TASK DETAILS: Copy all of the material exactly. Pictures are not to appear in the copy.

EXCERPTED DATA:
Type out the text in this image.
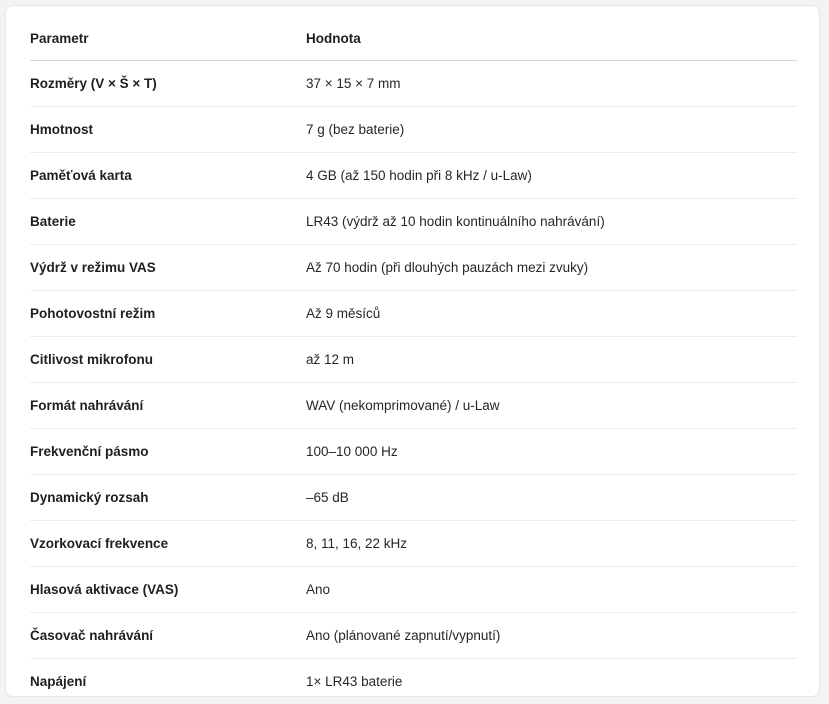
Parametr	Hodnota
Rozměry (V × Š × T)	37 × 15 × 7 mm
Hmotnost	7 g (bez baterie)
Paměťová karta	4 GB (až 150 hodin při 8 kHz / u-Law)
Baterie	LR43 (výdrž až 10 hodin kontinuálního nahrávání)
Výdrž v režimu VAS	Až 70 hodin (při dlouhých pauzách mezi zvuky)
Pohotovostní režim	Až 9 měsíců
Citlivost mikrofonu	až 12 m
Formát nahrávání	WAV (nekomprimované) / u-Law
Frekvenční pásmo	100–10 000 Hz
Dynamický rozsah	–65 dB
Vzorkovací frekvence	8, 11, 16, 22 kHz
Hlasová aktivace (VAS)	Ano
Časovač nahrávání	Ano (plánované zapnutí/vypnutí)
Napájení	1× LR43 baterie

RESPONSE FOR THIS EXERCISE:
Type out the text in this image.
Parametr	Hodnota
Rozměry (V × Š × T)	37 × 15 × 7 mm
Hmotnost	7 g (bez baterie)
Paměťová karta	4 GB (až 150 hodin při 8 kHz / u-Law)
Baterie	LR43 (výdrž až 10 hodin kontinuálního nahrávání)
Výdrž v režimu VAS	Až 70 hodin (při dlouhých pauzách mezi zvuky)
Pohotovostní režim	Až 9 měsíců
Citlivost mikrofonu	až 12 m
Formát nahrávání	WAV (nekomprimované) / u-Law
Frekvenční pásmo	100–10 000 Hz
Dynamický rozsah	–65 dB
Vzorkovací frekvence	8, 11, 16, 22 kHz
Hlasová aktivace (VAS)	Ano
Časovač nahrávání	Ano (plánované zapnutí/vypnutí)
Napájení	1× LR43 baterie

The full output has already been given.